- INFORMATION GIVEN -
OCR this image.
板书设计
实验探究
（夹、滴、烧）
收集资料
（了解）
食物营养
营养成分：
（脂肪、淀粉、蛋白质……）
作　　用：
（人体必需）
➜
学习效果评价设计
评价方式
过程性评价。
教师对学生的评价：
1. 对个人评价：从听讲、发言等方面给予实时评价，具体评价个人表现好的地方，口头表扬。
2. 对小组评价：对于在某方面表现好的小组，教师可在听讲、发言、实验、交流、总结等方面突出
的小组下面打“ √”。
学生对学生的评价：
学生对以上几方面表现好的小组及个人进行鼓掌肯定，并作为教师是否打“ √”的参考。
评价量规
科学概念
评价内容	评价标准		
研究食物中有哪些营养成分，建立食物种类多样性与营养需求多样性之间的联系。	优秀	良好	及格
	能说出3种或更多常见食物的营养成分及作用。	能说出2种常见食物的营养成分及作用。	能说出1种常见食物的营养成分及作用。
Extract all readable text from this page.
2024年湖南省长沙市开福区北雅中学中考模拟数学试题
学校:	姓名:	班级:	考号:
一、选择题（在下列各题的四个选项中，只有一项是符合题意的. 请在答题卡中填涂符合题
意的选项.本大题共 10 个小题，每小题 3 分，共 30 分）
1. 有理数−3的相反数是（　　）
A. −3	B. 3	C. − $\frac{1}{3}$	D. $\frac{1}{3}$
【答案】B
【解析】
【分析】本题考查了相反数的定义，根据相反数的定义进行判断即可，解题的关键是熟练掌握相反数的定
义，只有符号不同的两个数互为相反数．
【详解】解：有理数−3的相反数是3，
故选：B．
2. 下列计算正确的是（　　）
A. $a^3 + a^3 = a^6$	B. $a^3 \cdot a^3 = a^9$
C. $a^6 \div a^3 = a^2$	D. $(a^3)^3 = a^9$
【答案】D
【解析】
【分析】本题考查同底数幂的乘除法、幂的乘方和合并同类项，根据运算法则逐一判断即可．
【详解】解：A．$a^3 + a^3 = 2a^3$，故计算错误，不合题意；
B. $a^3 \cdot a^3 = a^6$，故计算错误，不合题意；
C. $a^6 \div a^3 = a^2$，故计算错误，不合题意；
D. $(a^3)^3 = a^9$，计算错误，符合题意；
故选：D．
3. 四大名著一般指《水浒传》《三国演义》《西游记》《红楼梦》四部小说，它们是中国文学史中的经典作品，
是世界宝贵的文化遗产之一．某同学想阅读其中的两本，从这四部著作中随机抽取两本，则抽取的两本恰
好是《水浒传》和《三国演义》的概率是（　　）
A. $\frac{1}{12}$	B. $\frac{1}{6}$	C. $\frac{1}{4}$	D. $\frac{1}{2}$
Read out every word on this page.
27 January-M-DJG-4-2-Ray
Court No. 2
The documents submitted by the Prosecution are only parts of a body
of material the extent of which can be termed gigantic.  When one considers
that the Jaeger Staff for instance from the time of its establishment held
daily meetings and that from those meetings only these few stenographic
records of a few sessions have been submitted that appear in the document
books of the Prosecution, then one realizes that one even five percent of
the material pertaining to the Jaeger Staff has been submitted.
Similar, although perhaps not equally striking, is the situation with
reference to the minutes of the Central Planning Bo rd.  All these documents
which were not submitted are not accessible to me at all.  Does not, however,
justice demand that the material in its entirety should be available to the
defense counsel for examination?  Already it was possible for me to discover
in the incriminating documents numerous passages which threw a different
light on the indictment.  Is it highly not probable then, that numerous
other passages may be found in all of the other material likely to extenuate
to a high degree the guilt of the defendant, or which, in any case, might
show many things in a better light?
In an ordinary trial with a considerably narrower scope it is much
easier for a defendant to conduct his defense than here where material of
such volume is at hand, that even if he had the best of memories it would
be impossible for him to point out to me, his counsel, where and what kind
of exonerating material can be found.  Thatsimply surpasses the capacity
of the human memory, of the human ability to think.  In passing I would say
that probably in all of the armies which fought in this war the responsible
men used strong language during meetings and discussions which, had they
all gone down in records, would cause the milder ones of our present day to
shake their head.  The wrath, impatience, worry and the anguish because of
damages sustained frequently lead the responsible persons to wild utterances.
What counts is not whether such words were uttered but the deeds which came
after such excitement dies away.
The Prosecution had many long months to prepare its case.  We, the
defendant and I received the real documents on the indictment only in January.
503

- TASK DETAILS -
Reproduce the material in full, with no word added or dropped.

- PROBLEM SOLUTION -
OCR this image.
板书设计
实验探究
（夹、滴、烧）
收集资料
（了解）
食物营养
营养成分：
（脂肪、淀粉、蛋白质……）
作　　用：
（人体必需）
➜
学习效果评价设计
评价方式
过程性评价。
教师对学生的评价：
1. 对个人评价：从听讲、发言等方面给予实时评价，具体评价个人表现好的地方，口头表扬。
2. 对小组评价：对于在某方面表现好的小组，教师可在听讲、发言、实验、交流、总结等方面突出
的小组下面打“ √”。
学生对学生的评价：
学生对以上几方面表现好的小组及个人进行鼓掌肯定，并作为教师是否打“ √”的参考。
评价量规
科学概念
评价内容	评价标准		
研究食物中有哪些营养成分，建立食物种类多样性与营养需求多样性之间的联系。	优秀	良好	及格
	能说出3种或更多常见食物的营养成分及作用。	能说出2种常见食物的营养成分及作用。	能说出1种常见食物的营养成分及作用。
Extract all readable text from this page.
2024年湖南省长沙市开福区北雅中学中考模拟数学试题
学校:	姓名:	班级:	考号:
一、选择题（在下列各题的四个选项中，只有一项是符合题意的. 请在答题卡中填涂符合题
意的选项.本大题共 10 个小题，每小题 3 分，共 30 分）
1. 有理数−3的相反数是（　　）
A. −3	B. 3	C. − $\frac{1}{3}$	D. $\frac{1}{3}$
【答案】B
【解析】
【分析】本题考查了相反数的定义，根据相反数的定义进行判断即可，解题的关键是熟练掌握相反数的定
义，只有符号不同的两个数互为相反数．
【详解】解：有理数−3的相反数是3，
故选：B．
2. 下列计算正确的是（　　）
A. $a^3 + a^3 = a^6$	B. $a^3 \cdot a^3 = a^9$
C. $a^6 \div a^3 = a^2$	D. $(a^3)^3 = a^9$
【答案】D
【解析】
【分析】本题考查同底数幂的乘除法、幂的乘方和合并同类项，根据运算法则逐一判断即可．
【详解】解：A．$a^3 + a^3 = 2a^3$，故计算错误，不合题意；
B. $a^3 \cdot a^3 = a^6$，故计算错误，不合题意；
C. $a^6 \div a^3 = a^2$，故计算错误，不合题意；
D. $(a^3)^3 = a^9$，计算错误，符合题意；
故选：D．
3. 四大名著一般指《水浒传》《三国演义》《西游记》《红楼梦》四部小说，它们是中国文学史中的经典作品，
是世界宝贵的文化遗产之一．某同学想阅读其中的两本，从这四部著作中随机抽取两本，则抽取的两本恰
好是《水浒传》和《三国演义》的概率是（　　）
A. $\frac{1}{12}$	B. $\frac{1}{6}$	C. $\frac{1}{4}$	D. $\frac{1}{2}$
Read out every word on this page.
27 January-M-DJG-4-2-Ray
Court No. 2
The documents submitted by the Prosecution are only parts of a body
of material the extent of which can be termed gigantic.  When one considers
that the Jaeger Staff for instance from the time of its establishment held
daily meetings and that from those meetings only these few stenographic
records of a few sessions have been submitted that appear in the document
books of the Prosecution, then one realizes that one even five percent of
the material pertaining to the Jaeger Staff has been submitted.
Similar, although perhaps not equally striking, is the situation with
reference to the minutes of the Central Planning Bo rd.  All these documents
which were not submitted are not accessible to me at all.  Does not, however,
justice demand that the material in its entirety should be available to the
defense counsel for examination?  Already it was possible for me to discover
in the incriminating documents numerous passages which threw a different
light on the indictment.  Is it highly not probable then, that numerous
other passages may be found in all of the other material likely to extenuate
to a high degree the guilt of the defendant, or which, in any case, might
show many things in a better light?
In an ordinary trial with a considerably narrower scope it is much
easier for a defendant to conduct his defense than here where material of
such volume is at hand, that even if he had the best of memories it would
be impossible for him to point out to me, his counsel, where and what kind
of exonerating material can be found.  Thatsimply surpasses the capacity
of the human memory, of the human ability to think.  In passing I would say
that probably in all of the armies which fought in this war the responsible
men used strong language during meetings and discussions which, had they
all gone down in records, would cause the milder ones of our present day to
shake their head.  The wrath, impatience, worry and the anguish because of
damages sustained frequently lead the responsible persons to wild utterances.
What counts is not whether such words were uttered but the deeds which came
after such excitement dies away.
The Prosecution had many long months to prepare its case.  We, the
defendant and I received the real documents on the indictment only in January.
503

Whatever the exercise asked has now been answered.